:: Material provided

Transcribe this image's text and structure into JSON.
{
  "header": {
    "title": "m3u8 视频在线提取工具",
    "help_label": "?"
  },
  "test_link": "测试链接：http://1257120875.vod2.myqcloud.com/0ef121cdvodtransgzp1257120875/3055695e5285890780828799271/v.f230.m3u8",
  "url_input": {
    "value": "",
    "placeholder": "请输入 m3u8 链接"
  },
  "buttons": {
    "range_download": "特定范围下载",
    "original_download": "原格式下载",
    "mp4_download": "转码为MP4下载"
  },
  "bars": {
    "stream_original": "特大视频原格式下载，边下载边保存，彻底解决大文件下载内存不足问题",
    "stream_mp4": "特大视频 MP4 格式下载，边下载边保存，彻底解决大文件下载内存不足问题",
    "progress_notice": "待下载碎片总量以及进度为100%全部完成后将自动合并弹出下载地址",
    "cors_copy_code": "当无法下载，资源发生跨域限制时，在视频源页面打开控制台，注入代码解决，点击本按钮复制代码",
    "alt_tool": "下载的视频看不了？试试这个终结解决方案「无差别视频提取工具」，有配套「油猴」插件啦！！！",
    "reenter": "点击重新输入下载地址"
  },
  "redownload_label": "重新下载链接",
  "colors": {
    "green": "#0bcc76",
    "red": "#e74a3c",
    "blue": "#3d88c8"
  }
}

::::

**The exercise:** Copy every line from the entries that contains the word "彻底解决大文件下载内存不足问题".

**Output for this exercise:**
    "stream_original": "特大视频原格式下载，边下载边保存，彻底解决大文件下载内存不足问题",
    "stream_mp4": "特大视频 MP4 格式下载，边下载边保存，彻底解决大文件下载内存不足问题",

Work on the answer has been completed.